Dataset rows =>
###
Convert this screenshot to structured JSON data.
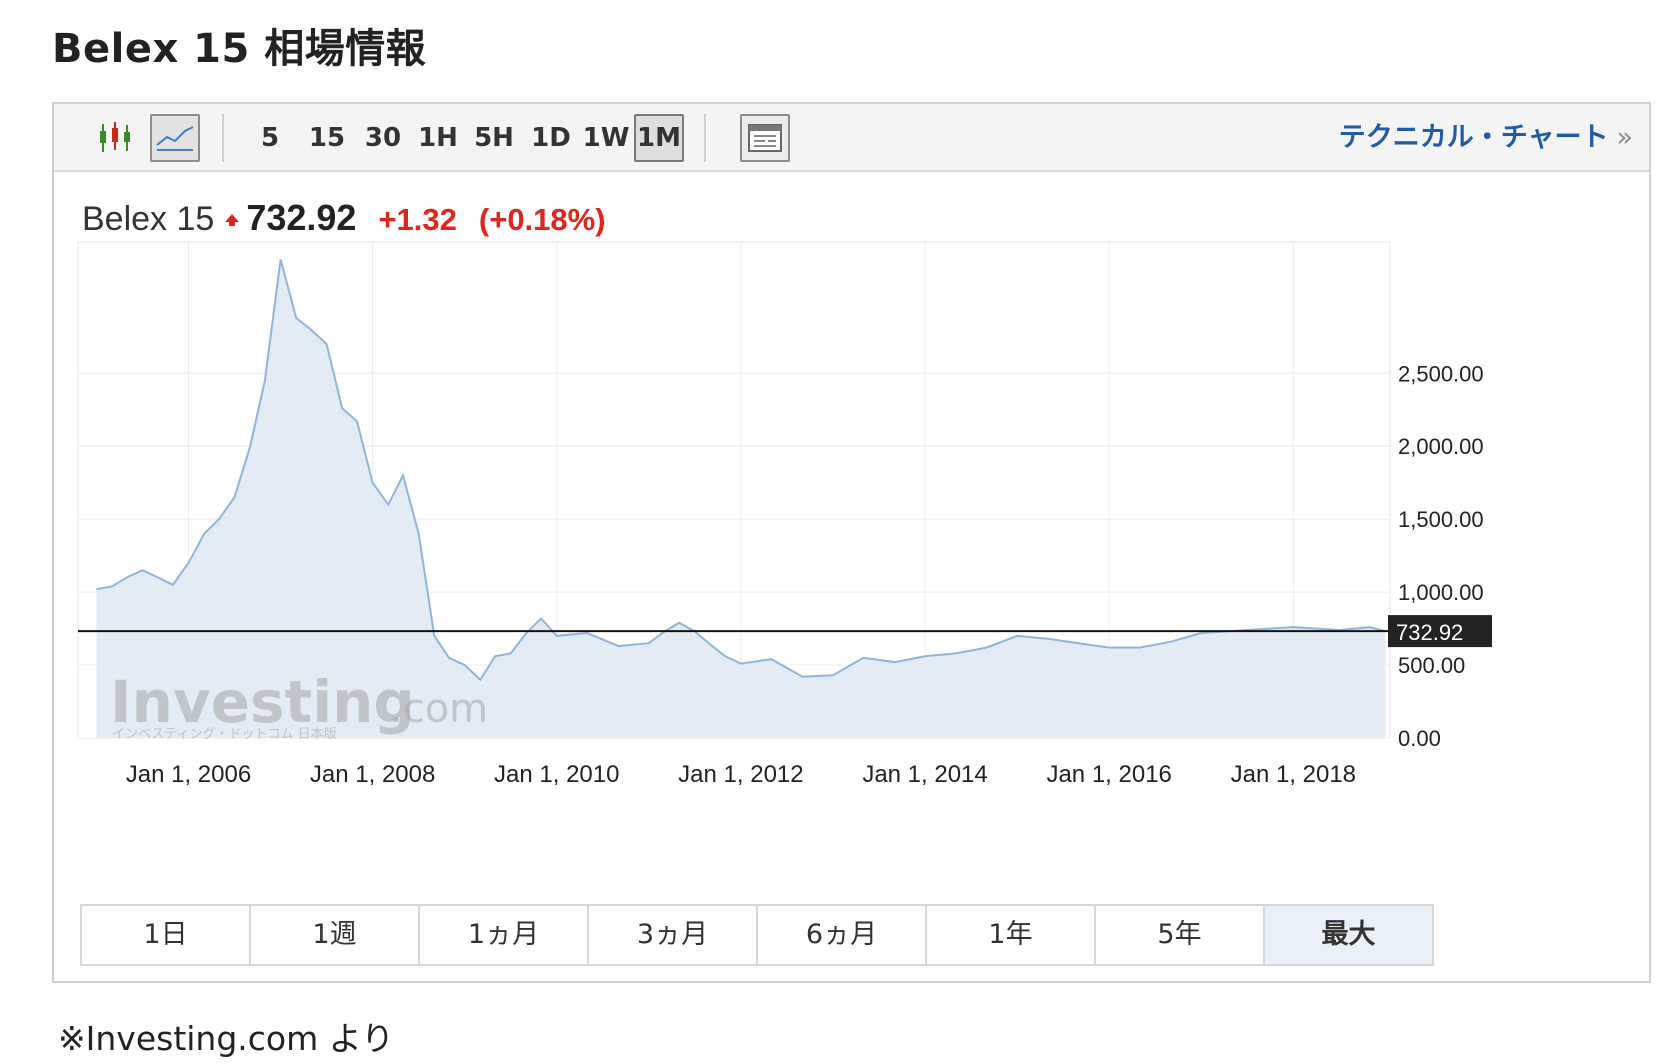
{
  "page": {
    "title": "Belex 15 相場情報",
    "source_note": "※Investing.com より"
  },
  "toolbar": {
    "intervals": [
      "5",
      "15",
      "30",
      "1H",
      "5H",
      "1D",
      "1W",
      "1M"
    ],
    "active_interval": "1M",
    "technical_chart_link": "テクニカル・チャート",
    "link_chevron": "»"
  },
  "quote": {
    "name": "Belex 15",
    "price": "732.92",
    "change": "+1.32",
    "change_pct": "(+0.18%)",
    "direction": "up"
  },
  "watermark": {
    "brand": "Investing",
    "suffix": ".com",
    "tagline": "インベスティング・ドットコム 日本版"
  },
  "ranges": {
    "items": [
      "1日",
      "1週",
      "1ヵ月",
      "3ヵ月",
      "6ヵ月",
      "1年",
      "5年",
      "最大"
    ],
    "active": "最大"
  },
  "colors": {
    "line": "#8fb4dc",
    "fill": "#e3ebf5",
    "price_line": "#111111",
    "up": "#e0261b",
    "link": "#1f5ba8"
  },
  "chart_data": {
    "type": "area",
    "series": [
      {
        "x": [
          2005.0,
          2005.17,
          2005.33,
          2005.5,
          2005.67,
          2005.83,
          2006.0,
          2006.17,
          2006.33,
          2006.5,
          2006.67,
          2006.83,
          2007.0,
          2007.17,
          2007.33,
          2007.5,
          2007.67,
          2007.83,
          2008.0,
          2008.17,
          2008.33,
          2008.5,
          2008.67,
          2008.83,
          2009.0,
          2009.17,
          2009.33,
          2009.5,
          2009.67,
          2009.83,
          2010.0,
          2010.33,
          2010.67,
          2011.0,
          2011.17,
          2011.33,
          2011.5,
          2011.67,
          2011.83,
          2012.0,
          2012.33,
          2012.67,
          2013.0,
          2013.33,
          2013.67,
          2014.0,
          2014.33,
          2014.67,
          2015.0,
          2015.33,
          2015.67,
          2016.0,
          2016.33,
          2016.67,
          2017.0,
          2017.5,
          2018.0,
          2018.5,
          2018.83,
          2019.0
        ],
        "y": [
          1020,
          1040,
          1100,
          1150,
          1100,
          1050,
          1200,
          1400,
          1500,
          1650,
          2000,
          2450,
          3280,
          2880,
          2800,
          2700,
          2260,
          2170,
          1750,
          1600,
          1800,
          1400,
          700,
          550,
          500,
          400,
          560,
          580,
          720,
          820,
          700,
          720,
          630,
          650,
          730,
          790,
          730,
          640,
          560,
          510,
          540,
          420,
          430,
          550,
          520,
          560,
          580,
          620,
          700,
          680,
          650,
          620,
          620,
          660,
          720,
          740,
          760,
          740,
          760,
          732.92
        ]
      }
    ],
    "current_value": 732.92,
    "y_ticks": [
      "0.00",
      "500.00",
      "1,000.00",
      "1,500.00",
      "2,000.00",
      "2,500.00"
    ],
    "y_tick_values": [
      0,
      500,
      1000,
      1500,
      2000,
      2500
    ],
    "x_ticks": [
      "Jan 1, 2006",
      "Jan 1, 2008",
      "Jan 1, 2010",
      "Jan 1, 2012",
      "Jan 1, 2014",
      "Jan 1, 2016",
      "Jan 1, 2018"
    ],
    "x_tick_values": [
      2006,
      2008,
      2010,
      2012,
      2014,
      2016,
      2018
    ],
    "xlim": [
      2004.8,
      2019.05
    ],
    "ylim": [
      0,
      3400
    ],
    "grid": true
  }
}
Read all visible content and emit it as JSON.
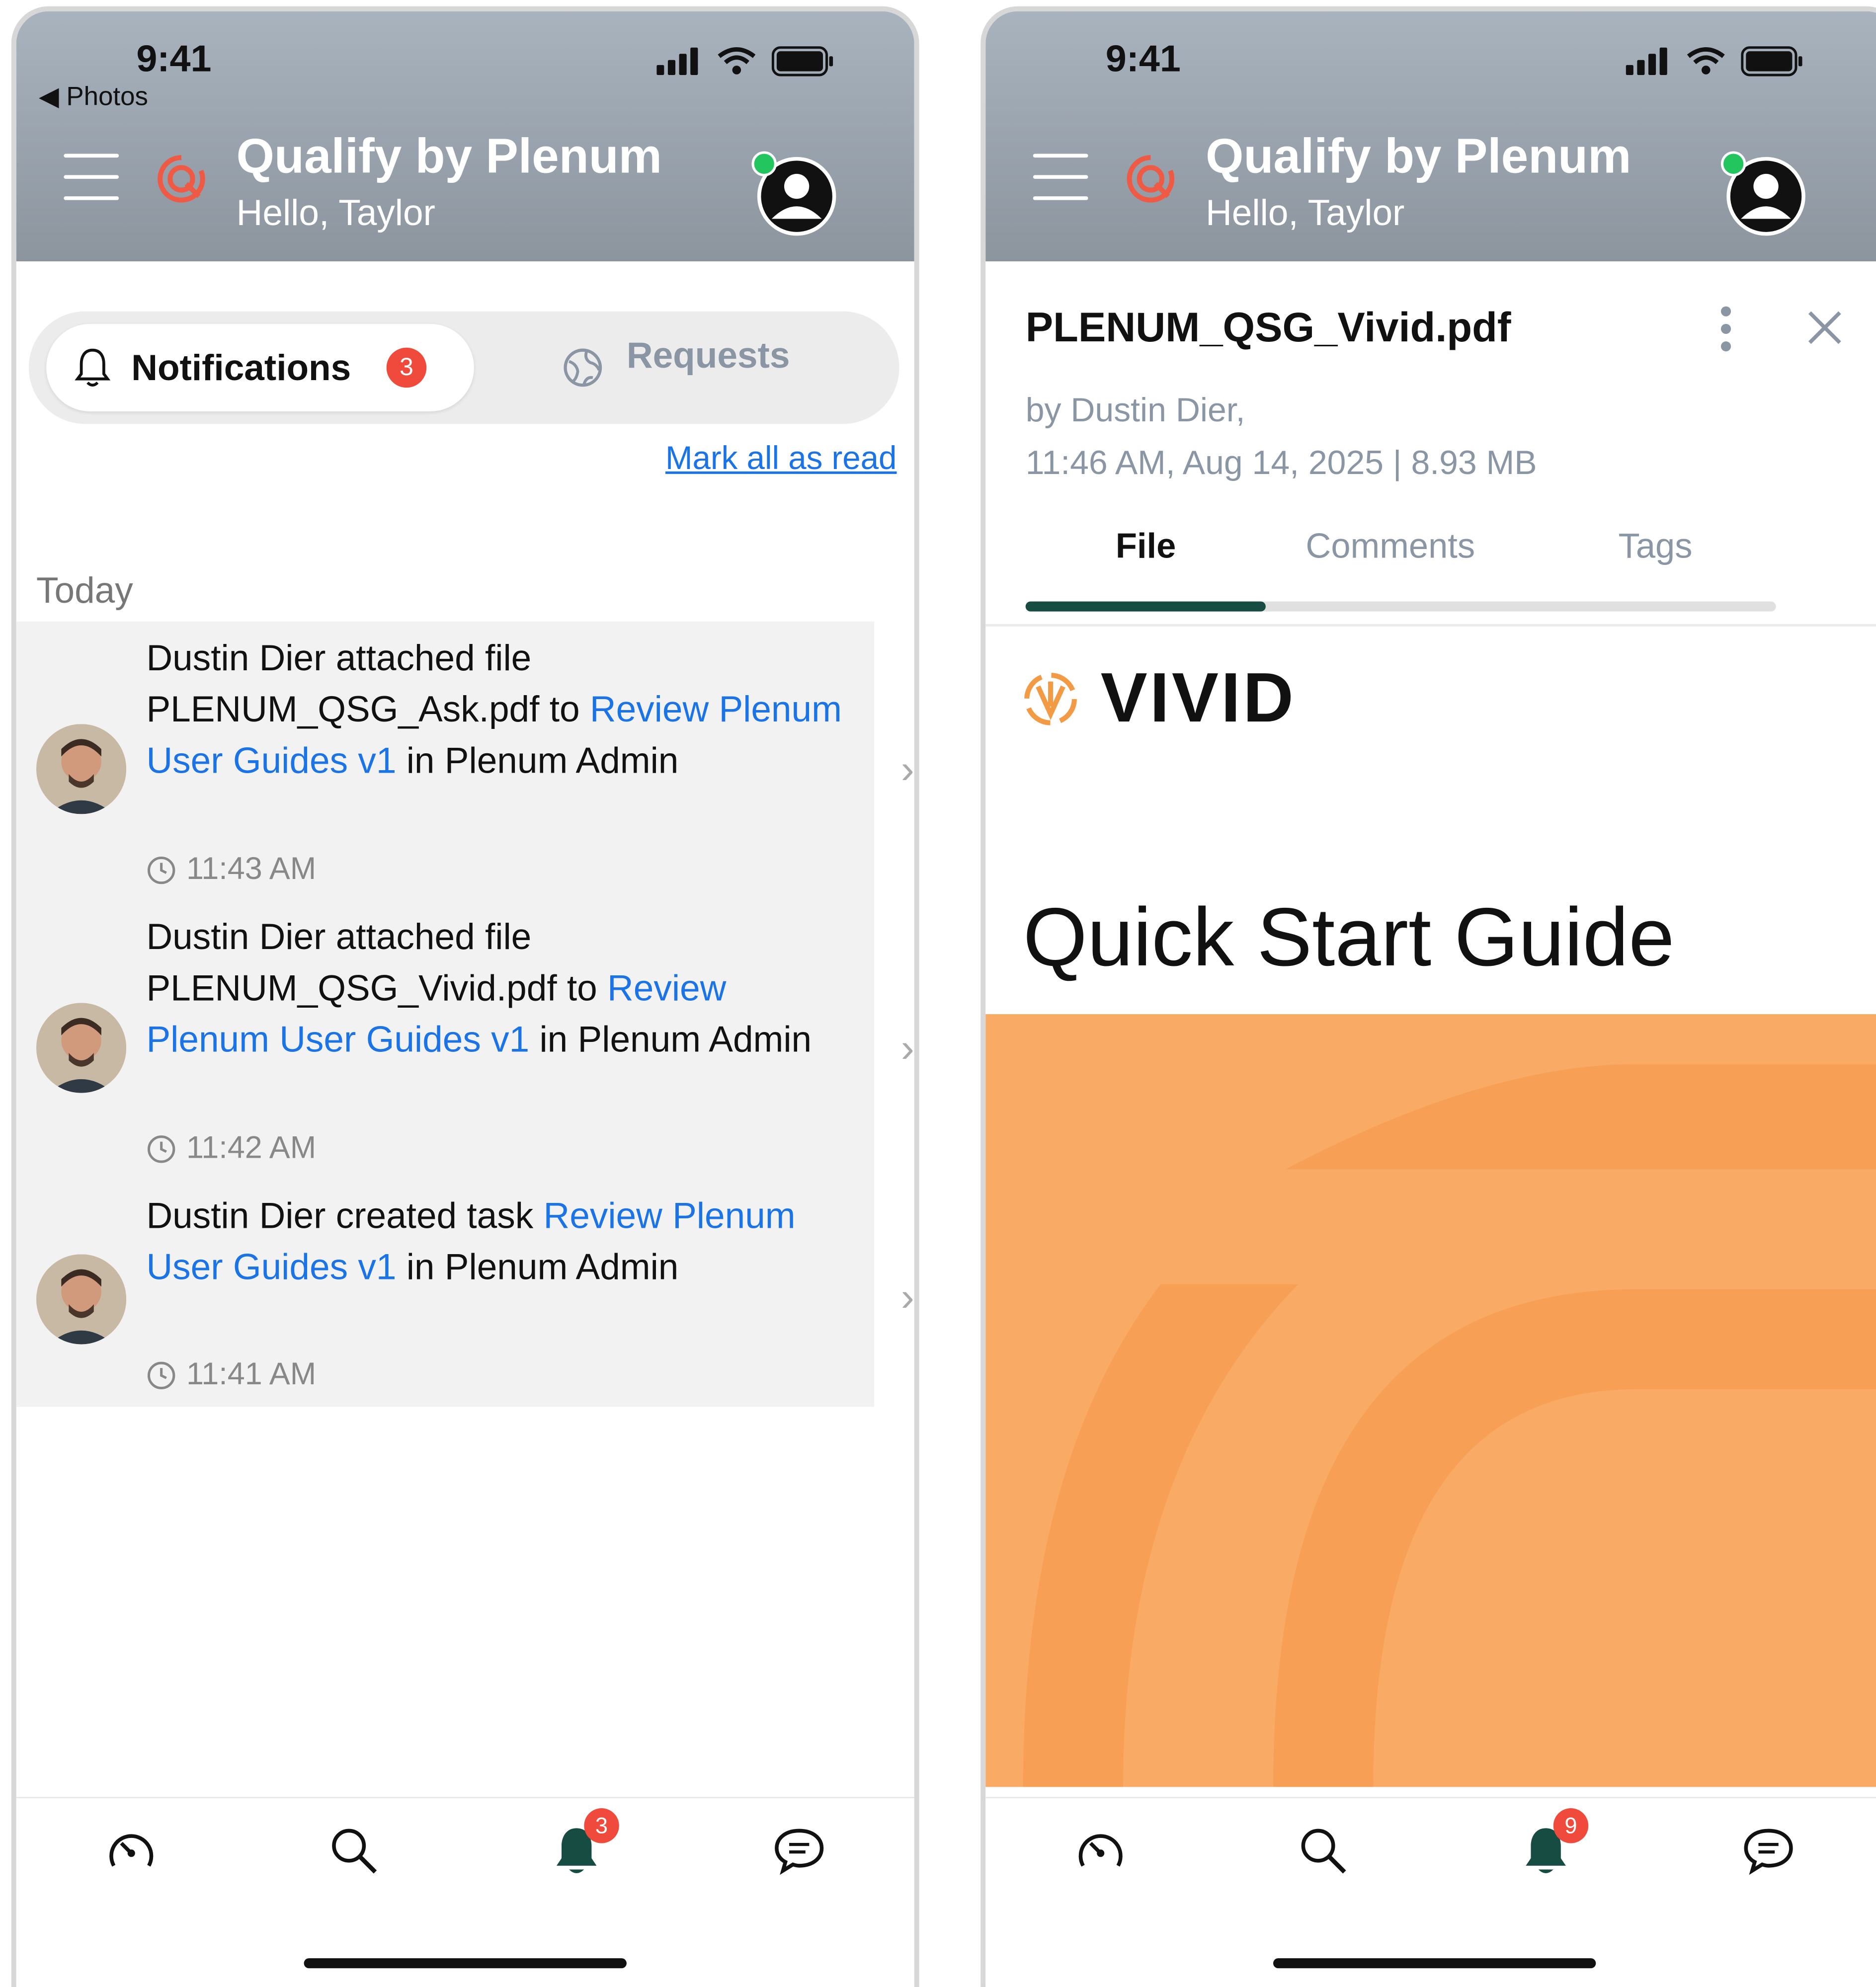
{
  "status_bar": {
    "time": "9:41",
    "back_label": "Photos"
  },
  "app": {
    "title": "Qualify by Plenum",
    "greeting": "Hello, Taylor"
  },
  "left_screen": {
    "segment": {
      "notifications_label": "Notifications",
      "notifications_count": "3",
      "requests_label": "Requests"
    },
    "mark_all_read": "Mark all as read",
    "section_header": "Today",
    "notifications": [
      {
        "prefix": "Dustin Dier attached file PLENUM_QSG_Ask.pdf to ",
        "link": "Review Plenum User Guides v1",
        "suffix": " in Plenum Admin",
        "time": "11:43 AM"
      },
      {
        "prefix": "Dustin Dier attached file PLENUM_QSG_Vivid.pdf to ",
        "link": "Review Plenum User Guides v1",
        "suffix": " in Plenum Admin",
        "time": "11:42 AM"
      },
      {
        "prefix": "Dustin Dier created task ",
        "link": "Review Plenum User Guides v1",
        "suffix": " in Plenum Admin",
        "time": "11:41 AM"
      }
    ],
    "nav_badge": "3"
  },
  "right_screen": {
    "file": {
      "name": "PLENUM_QSG_Vivid.pdf",
      "author": "by Dustin Dier,",
      "details": "11:46 AM, Aug 14, 2025 | 8.93 MB"
    },
    "tabs": [
      {
        "label": "File",
        "active": true
      },
      {
        "label": "Comments",
        "active": false
      },
      {
        "label": "Tags",
        "active": false
      }
    ],
    "tab_progress_fraction": 0.32,
    "preview": {
      "brand": "VIVID",
      "heading": "Quick Start Guide"
    },
    "nav_badge": "9"
  },
  "colors": {
    "link": "#1b73e8",
    "badge": "#ef4a3b",
    "online": "#22c55e",
    "tab_indicator": "#174c43",
    "cover": "#f9ab66",
    "nav_icon_active": "#174c43"
  }
}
###
Directions => Looking at the data above, show all lines where the word "title" occurs.

Expected answer =>
    "title": "Belex 15 相場情報",
    "title": "Qualify by Plenum",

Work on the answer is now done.